- **SUPPLIED RECORDS**:
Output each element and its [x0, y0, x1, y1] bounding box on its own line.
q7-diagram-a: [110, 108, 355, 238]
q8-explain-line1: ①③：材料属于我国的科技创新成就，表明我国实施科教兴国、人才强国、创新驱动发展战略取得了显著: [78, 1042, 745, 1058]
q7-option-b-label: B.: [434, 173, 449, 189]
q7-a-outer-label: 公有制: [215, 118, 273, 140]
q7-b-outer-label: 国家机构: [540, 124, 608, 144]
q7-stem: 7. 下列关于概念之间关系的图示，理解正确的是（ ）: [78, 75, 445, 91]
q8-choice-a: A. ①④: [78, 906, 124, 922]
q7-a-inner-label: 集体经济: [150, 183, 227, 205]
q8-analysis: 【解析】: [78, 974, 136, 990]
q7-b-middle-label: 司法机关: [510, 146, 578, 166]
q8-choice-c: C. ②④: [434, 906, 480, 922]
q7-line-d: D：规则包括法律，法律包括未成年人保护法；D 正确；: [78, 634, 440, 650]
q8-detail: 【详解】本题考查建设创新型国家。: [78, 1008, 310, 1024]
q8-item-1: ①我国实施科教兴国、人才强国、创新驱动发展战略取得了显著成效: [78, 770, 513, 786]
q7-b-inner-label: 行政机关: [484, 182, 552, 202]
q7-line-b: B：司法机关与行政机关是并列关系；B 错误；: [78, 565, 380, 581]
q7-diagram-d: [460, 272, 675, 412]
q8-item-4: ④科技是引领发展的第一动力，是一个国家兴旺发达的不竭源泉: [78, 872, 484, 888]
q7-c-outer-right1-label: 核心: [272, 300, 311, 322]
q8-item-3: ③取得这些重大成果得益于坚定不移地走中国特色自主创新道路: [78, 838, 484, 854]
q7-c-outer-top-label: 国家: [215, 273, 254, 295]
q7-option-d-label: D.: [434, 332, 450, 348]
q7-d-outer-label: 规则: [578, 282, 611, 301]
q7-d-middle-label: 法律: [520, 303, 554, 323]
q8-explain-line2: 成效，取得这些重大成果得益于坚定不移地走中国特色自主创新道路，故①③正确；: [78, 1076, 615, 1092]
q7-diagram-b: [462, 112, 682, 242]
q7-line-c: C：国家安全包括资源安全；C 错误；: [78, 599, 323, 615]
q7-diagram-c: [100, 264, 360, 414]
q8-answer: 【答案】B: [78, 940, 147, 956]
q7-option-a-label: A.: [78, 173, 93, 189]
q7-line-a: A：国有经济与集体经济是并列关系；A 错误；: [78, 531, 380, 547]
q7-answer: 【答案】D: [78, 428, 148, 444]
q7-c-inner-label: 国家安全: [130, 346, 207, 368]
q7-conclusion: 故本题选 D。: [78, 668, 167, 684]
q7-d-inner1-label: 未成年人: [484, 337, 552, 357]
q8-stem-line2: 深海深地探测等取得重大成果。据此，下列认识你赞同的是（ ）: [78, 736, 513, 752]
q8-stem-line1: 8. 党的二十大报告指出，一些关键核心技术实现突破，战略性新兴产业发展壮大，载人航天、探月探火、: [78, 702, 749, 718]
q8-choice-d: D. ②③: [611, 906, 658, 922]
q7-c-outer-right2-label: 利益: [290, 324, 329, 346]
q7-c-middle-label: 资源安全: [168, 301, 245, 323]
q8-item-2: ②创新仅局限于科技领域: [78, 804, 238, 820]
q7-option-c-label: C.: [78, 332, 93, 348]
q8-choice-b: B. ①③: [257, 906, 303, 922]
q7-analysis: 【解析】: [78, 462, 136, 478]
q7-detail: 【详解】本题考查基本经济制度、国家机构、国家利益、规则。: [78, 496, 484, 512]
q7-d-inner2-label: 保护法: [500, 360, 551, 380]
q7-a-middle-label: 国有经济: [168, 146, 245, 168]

- **WORK TO DO**:
Update the listing by changing every "集体经济" to "私营经济" and leaving all other text as it is.

- **REPLY**:
Output each element and its [x0, y0, x1, y1] bounding box on its own line.
q7-diagram-a: [110, 108, 355, 238]
q8-explain-line1: ①③：材料属于我国的科技创新成就，表明我国实施科教兴国、人才强国、创新驱动发展战略取得了显著: [78, 1042, 745, 1058]
q7-option-b-label: B.: [434, 173, 449, 189]
q7-a-outer-label: 公有制: [215, 118, 273, 140]
q7-b-outer-label: 国家机构: [540, 124, 608, 144]
q7-stem: 7. 下列关于概念之间关系的图示，理解正确的是（ ）: [78, 75, 445, 91]
q8-choice-a: A. ①④: [78, 906, 124, 922]
q7-a-inner-label: 私营经济: [150, 183, 227, 205]
q8-analysis: 【解析】: [78, 974, 136, 990]
q7-b-middle-label: 司法机关: [510, 146, 578, 166]
q8-choice-c: C. ②④: [434, 906, 480, 922]
q7-line-d: D：规则包括法律，法律包括未成年人保护法；D 正确；: [78, 634, 440, 650]
q8-detail: 【详解】本题考查建设创新型国家。: [78, 1008, 310, 1024]
q8-item-1: ①我国实施科教兴国、人才强国、创新驱动发展战略取得了显著成效: [78, 770, 513, 786]
q7-b-inner-label: 行政机关: [484, 182, 552, 202]
q7-line-b: B：司法机关与行政机关是并列关系；B 错误；: [78, 565, 380, 581]
q7-diagram-d: [460, 272, 675, 412]
q8-item-4: ④科技是引领发展的第一动力，是一个国家兴旺发达的不竭源泉: [78, 872, 484, 888]
q7-c-outer-right1-label: 核心: [272, 300, 311, 322]
q8-item-3: ③取得这些重大成果得益于坚定不移地走中国特色自主创新道路: [78, 838, 484, 854]
q7-c-outer-top-label: 国家: [215, 273, 254, 295]
q7-option-d-label: D.: [434, 332, 450, 348]
q7-d-outer-label: 规则: [578, 282, 611, 301]
q7-d-middle-label: 法律: [520, 303, 554, 323]
q8-explain-line2: 成效，取得这些重大成果得益于坚定不移地走中国特色自主创新道路，故①③正确；: [78, 1076, 615, 1092]
q7-diagram-b: [462, 112, 682, 242]
q7-line-c: C：国家安全包括资源安全；C 错误；: [78, 599, 323, 615]
q7-diagram-c: [100, 264, 360, 414]
q8-answer: 【答案】B: [78, 940, 147, 956]
q7-option-a-label: A.: [78, 173, 93, 189]
q7-line-a: A：国有经济与私营经济是并列关系；A 错误；: [78, 531, 380, 547]
q7-answer: 【答案】D: [78, 428, 148, 444]
q7-c-inner-label: 国家安全: [130, 346, 207, 368]
q7-conclusion: 故本题选 D。: [78, 668, 167, 684]
q7-d-inner1-label: 未成年人: [484, 337, 552, 357]
q8-stem-line2: 深海深地探测等取得重大成果。据此，下列认识你赞同的是（ ）: [78, 736, 513, 752]
q8-stem-line1: 8. 党的二十大报告指出，一些关键核心技术实现突破，战略性新兴产业发展壮大，载人航天、探月探火、: [78, 702, 749, 718]
q8-choice-d: D. ②③: [611, 906, 658, 922]
q7-c-outer-right2-label: 利益: [290, 324, 329, 346]
q7-c-middle-label: 资源安全: [168, 301, 245, 323]
q8-item-2: ②创新仅局限于科技领域: [78, 804, 238, 820]
q7-option-c-label: C.: [78, 332, 93, 348]
q8-choice-b: B. ①③: [257, 906, 303, 922]
q7-analysis: 【解析】: [78, 462, 136, 478]
q7-detail: 【详解】本题考查基本经济制度、国家机构、国家利益、规则。: [78, 496, 484, 512]
q7-d-inner2-label: 保护法: [500, 360, 551, 380]
q7-a-middle-label: 国有经济: [168, 146, 245, 168]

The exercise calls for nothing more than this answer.